Take down each entry exactly as written.

▶ Exercise inputs
Begin

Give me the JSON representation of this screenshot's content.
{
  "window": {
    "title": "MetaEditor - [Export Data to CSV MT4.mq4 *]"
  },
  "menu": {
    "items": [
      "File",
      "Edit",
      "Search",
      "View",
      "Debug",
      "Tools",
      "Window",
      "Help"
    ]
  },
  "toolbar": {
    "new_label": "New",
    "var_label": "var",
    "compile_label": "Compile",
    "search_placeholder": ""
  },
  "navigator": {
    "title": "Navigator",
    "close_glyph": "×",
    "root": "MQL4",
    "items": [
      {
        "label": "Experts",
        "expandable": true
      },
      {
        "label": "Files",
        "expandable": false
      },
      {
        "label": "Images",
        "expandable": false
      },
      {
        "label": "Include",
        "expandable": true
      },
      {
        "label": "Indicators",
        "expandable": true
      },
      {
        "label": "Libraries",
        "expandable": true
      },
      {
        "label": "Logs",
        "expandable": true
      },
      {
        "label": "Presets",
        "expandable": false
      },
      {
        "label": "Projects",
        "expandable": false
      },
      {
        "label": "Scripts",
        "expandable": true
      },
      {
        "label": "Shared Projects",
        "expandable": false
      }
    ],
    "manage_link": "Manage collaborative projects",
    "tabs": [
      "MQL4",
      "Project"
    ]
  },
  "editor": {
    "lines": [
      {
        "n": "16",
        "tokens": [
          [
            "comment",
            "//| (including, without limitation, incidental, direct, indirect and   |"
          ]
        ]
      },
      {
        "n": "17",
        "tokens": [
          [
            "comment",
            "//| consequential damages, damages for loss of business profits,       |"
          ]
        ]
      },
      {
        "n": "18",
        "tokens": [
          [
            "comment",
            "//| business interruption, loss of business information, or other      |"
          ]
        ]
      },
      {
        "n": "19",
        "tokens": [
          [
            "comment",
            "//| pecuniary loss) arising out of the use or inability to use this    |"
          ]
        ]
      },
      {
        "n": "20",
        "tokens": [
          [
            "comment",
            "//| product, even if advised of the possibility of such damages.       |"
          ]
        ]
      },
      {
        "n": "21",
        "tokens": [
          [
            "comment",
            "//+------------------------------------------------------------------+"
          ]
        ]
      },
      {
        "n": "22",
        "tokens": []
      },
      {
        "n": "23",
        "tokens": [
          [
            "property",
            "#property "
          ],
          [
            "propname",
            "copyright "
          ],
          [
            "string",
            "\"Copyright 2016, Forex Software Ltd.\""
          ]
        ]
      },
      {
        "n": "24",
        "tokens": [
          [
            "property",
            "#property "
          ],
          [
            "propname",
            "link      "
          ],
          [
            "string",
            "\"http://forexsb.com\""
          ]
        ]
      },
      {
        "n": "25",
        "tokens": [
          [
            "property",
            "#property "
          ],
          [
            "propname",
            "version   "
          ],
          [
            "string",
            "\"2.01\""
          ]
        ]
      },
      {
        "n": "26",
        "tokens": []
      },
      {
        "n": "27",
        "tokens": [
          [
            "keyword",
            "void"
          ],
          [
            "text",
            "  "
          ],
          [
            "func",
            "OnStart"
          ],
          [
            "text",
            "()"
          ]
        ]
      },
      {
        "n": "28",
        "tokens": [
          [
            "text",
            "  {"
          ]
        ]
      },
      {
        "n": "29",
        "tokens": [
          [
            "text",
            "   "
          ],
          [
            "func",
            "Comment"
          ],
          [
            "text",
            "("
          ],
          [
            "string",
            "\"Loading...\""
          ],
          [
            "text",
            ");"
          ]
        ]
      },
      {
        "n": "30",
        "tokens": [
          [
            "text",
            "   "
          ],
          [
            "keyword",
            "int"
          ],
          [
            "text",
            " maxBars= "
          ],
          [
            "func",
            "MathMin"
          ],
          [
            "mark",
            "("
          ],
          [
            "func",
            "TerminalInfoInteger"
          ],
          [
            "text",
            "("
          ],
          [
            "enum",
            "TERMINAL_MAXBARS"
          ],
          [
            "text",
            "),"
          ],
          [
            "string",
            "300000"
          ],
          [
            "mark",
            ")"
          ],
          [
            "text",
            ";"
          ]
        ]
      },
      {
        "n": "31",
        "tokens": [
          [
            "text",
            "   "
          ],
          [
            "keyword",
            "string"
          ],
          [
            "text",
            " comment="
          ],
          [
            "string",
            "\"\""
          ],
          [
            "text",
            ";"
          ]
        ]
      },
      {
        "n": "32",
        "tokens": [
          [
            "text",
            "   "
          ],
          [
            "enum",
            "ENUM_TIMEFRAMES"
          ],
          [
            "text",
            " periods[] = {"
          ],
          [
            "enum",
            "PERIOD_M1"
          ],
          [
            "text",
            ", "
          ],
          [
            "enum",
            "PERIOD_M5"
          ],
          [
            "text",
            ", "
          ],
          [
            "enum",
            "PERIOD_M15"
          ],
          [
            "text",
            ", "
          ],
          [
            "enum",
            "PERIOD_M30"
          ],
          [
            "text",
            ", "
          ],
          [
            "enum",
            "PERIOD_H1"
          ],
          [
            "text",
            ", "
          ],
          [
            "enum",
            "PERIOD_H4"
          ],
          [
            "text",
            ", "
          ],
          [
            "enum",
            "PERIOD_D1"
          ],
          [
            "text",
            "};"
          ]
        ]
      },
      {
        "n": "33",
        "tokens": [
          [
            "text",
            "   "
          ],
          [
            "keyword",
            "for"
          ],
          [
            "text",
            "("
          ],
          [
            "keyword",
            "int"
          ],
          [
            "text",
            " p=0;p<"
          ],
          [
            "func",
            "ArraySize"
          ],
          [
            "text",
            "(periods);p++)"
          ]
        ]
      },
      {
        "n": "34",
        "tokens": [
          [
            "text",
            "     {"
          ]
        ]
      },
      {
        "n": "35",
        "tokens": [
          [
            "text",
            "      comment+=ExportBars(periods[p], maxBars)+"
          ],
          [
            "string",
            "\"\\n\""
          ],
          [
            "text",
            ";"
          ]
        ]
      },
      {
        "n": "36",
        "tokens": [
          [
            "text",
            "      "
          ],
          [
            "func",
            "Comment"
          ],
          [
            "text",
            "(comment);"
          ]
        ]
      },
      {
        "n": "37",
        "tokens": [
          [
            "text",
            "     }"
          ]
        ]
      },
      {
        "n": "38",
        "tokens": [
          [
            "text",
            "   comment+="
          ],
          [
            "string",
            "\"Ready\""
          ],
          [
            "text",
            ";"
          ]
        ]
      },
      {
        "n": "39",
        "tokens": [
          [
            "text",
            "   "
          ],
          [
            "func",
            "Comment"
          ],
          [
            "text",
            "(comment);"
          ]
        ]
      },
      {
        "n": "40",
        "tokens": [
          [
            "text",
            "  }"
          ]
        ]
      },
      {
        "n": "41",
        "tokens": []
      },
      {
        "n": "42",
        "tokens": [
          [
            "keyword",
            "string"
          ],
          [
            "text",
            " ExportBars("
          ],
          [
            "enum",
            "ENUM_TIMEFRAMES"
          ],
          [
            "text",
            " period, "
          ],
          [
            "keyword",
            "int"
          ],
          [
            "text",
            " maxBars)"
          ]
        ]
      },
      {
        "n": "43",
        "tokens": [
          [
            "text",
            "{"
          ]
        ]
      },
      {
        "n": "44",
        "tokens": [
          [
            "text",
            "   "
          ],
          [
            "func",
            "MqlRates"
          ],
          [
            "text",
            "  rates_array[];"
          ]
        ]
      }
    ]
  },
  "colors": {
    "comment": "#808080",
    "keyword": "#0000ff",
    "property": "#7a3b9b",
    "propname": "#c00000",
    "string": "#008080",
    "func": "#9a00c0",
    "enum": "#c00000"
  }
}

End

▶ Solution to this exercise
Give me the JSON representation of this screenshot's content.
{
  "window": {
    "title": "MetaEditor - [Export Data to CSV MT4.mq4 *]"
  },
  "menu": {
    "items": [
      "File",
      "Edit",
      "Search",
      "View",
      "Debug",
      "Tools",
      "Window",
      "Help"
    ]
  },
  "toolbar": {
    "new_label": "New",
    "var_label": "var",
    "compile_label": "Compile",
    "search_placeholder": ""
  },
  "navigator": {
    "title": "Navigator",
    "close_glyph": "×",
    "root": "MQL4",
    "items": [
      {
        "label": "Experts",
        "expandable": true
      },
      {
        "label": "Files",
        "expandable": false
      },
      {
        "label": "Images",
        "expandable": false
      },
      {
        "label": "Include",
        "expandable": true
      },
      {
        "label": "Indicators",
        "expandable": true
      },
      {
        "label": "Libraries",
        "expandable": true
      },
      {
        "label": "Logs",
        "expandable": true
      },
      {
        "label": "Presets",
        "expandable": false
      },
      {
        "label": "Projects",
        "expandable": false
      },
      {
        "label": "Scripts",
        "expandable": true
      },
      {
        "label": "Shared Projects",
        "expandable": false
      }
    ],
    "manage_link": "Manage collaborative projects",
    "tabs": [
      "MQL4",
      "Project"
    ]
  },
  "editor": {
    "lines": [
      {
        "n": "16",
        "tokens": [
          [
            "comment",
            "//| (including, without limitation, incidental, direct, indirect and   |"
          ]
        ]
      },
      {
        "n": "17",
        "tokens": [
          [
            "comment",
            "//| consequential damages, damages for loss of business profits,       |"
          ]
        ]
      },
      {
        "n": "18",
        "tokens": [
          [
            "comment",
            "//| business interruption, loss of business information, or other      |"
          ]
        ]
      },
      {
        "n": "19",
        "tokens": [
          [
            "comment",
            "//| pecuniary loss) arising out of the use or inability to use this    |"
          ]
        ]
      },
      {
        "n": "20",
        "tokens": [
          [
            "comment",
            "//| product, even if advised of the possibility of such damages.       |"
          ]
        ]
      },
      {
        "n": "21",
        "tokens": [
          [
            "comment",
            "//+------------------------------------------------------------------+"
          ]
        ]
      },
      {
        "n": "22",
        "tokens": []
      },
      {
        "n": "23",
        "tokens": [
          [
            "property",
            "#property "
          ],
          [
            "propname",
            "copyright "
          ],
          [
            "string",
            "\"Copyright 2016, Forex Software Ltd.\""
          ]
        ]
      },
      {
        "n": "24",
        "tokens": [
          [
            "property",
            "#property "
          ],
          [
            "propname",
            "link      "
          ],
          [
            "string",
            "\"http://forexsb.com\""
          ]
        ]
      },
      {
        "n": "25",
        "tokens": [
          [
            "property",
            "#property "
          ],
          [
            "propname",
            "version   "
          ],
          [
            "string",
            "\"2.01\""
          ]
        ]
      },
      {
        "n": "26",
        "tokens": []
      },
      {
        "n": "27",
        "tokens": [
          [
            "keyword",
            "void"
          ],
          [
            "text",
            "  "
          ],
          [
            "func",
            "OnStart"
          ],
          [
            "text",
            "()"
          ]
        ]
      },
      {
        "n": "28",
        "tokens": [
          [
            "text",
            "  {"
          ]
        ]
      },
      {
        "n": "29",
        "tokens": [
          [
            "text",
            "   "
          ],
          [
            "func",
            "Comment"
          ],
          [
            "text",
            "("
          ],
          [
            "string",
            "\"Loading...\""
          ],
          [
            "text",
            ");"
          ]
        ]
      },
      {
        "n": "30",
        "tokens": [
          [
            "text",
            "   "
          ],
          [
            "keyword",
            "int"
          ],
          [
            "text",
            " maxBars= "
          ],
          [
            "func",
            "MathMin"
          ],
          [
            "mark",
            "("
          ],
          [
            "func",
            "TerminalInfoInteger"
          ],
          [
            "text",
            "("
          ],
          [
            "enum",
            "TERMINAL_MAXBARS"
          ],
          [
            "text",
            "),"
          ],
          [
            "string",
            "300000"
          ],
          [
            "mark",
            ")"
          ],
          [
            "text",
            ";"
          ]
        ]
      },
      {
        "n": "31",
        "tokens": [
          [
            "text",
            "   "
          ],
          [
            "keyword",
            "string"
          ],
          [
            "text",
            " comment="
          ],
          [
            "string",
            "\"\""
          ],
          [
            "text",
            ";"
          ]
        ]
      },
      {
        "n": "32",
        "tokens": [
          [
            "text",
            "   "
          ],
          [
            "enum",
            "ENUM_TIMEFRAMES"
          ],
          [
            "text",
            " periods[] = {"
          ],
          [
            "enum",
            "PERIOD_M1"
          ],
          [
            "text",
            ", "
          ],
          [
            "enum",
            "PERIOD_M5"
          ],
          [
            "text",
            ", "
          ],
          [
            "enum",
            "PERIOD_M15"
          ],
          [
            "text",
            ", "
          ],
          [
            "enum",
            "PERIOD_M30"
          ],
          [
            "text",
            ", "
          ],
          [
            "enum",
            "PERIOD_H1"
          ],
          [
            "text",
            ", "
          ],
          [
            "enum",
            "PERIOD_H4"
          ],
          [
            "text",
            ", "
          ],
          [
            "enum",
            "PERIOD_D1"
          ],
          [
            "text",
            "};"
          ]
        ]
      },
      {
        "n": "33",
        "tokens": [
          [
            "text",
            "   "
          ],
          [
            "keyword",
            "for"
          ],
          [
            "text",
            "("
          ],
          [
            "keyword",
            "int"
          ],
          [
            "text",
            " p=0;p<"
          ],
          [
            "func",
            "ArraySize"
          ],
          [
            "text",
            "(periods);p++)"
          ]
        ]
      },
      {
        "n": "34",
        "tokens": [
          [
            "text",
            "     {"
          ]
        ]
      },
      {
        "n": "35",
        "tokens": [
          [
            "text",
            "      comment+=ExportBars(periods[p], maxBars)+"
          ],
          [
            "string",
            "\"\\n\""
          ],
          [
            "text",
            ";"
          ]
        ]
      },
      {
        "n": "36",
        "tokens": [
          [
            "text",
            "      "
          ],
          [
            "func",
            "Comment"
          ],
          [
            "text",
            "(comment);"
          ]
        ]
      },
      {
        "n": "37",
        "tokens": [
          [
            "text",
            "     }"
          ]
        ]
      },
      {
        "n": "38",
        "tokens": [
          [
            "text",
            "   comment+="
          ],
          [
            "string",
            "\"Ready\""
          ],
          [
            "text",
            ";"
          ]
        ]
      },
      {
        "n": "39",
        "tokens": [
          [
            "text",
            "   "
          ],
          [
            "func",
            "Comment"
          ],
          [
            "text",
            "(comment);"
          ]
        ]
      },
      {
        "n": "40",
        "tokens": [
          [
            "text",
            "  }"
          ]
        ]
      },
      {
        "n": "41",
        "tokens": []
      },
      {
        "n": "42",
        "tokens": [
          [
            "keyword",
            "string"
          ],
          [
            "text",
            " ExportBars("
          ],
          [
            "enum",
            "ENUM_TIMEFRAMES"
          ],
          [
            "text",
            " period, "
          ],
          [
            "keyword",
            "int"
          ],
          [
            "text",
            " maxBars)"
          ]
        ]
      },
      {
        "n": "43",
        "tokens": [
          [
            "text",
            "{"
          ]
        ]
      },
      {
        "n": "44",
        "tokens": [
          [
            "text",
            "   "
          ],
          [
            "func",
            "MqlRates"
          ],
          [
            "text",
            "  rates_array[];"
          ]
        ]
      }
    ]
  },
  "colors": {
    "comment": "#808080",
    "keyword": "#0000ff",
    "property": "#7a3b9b",
    "propname": "#c00000",
    "string": "#008080",
    "func": "#9a00c0",
    "enum": "#c00000"
  }
}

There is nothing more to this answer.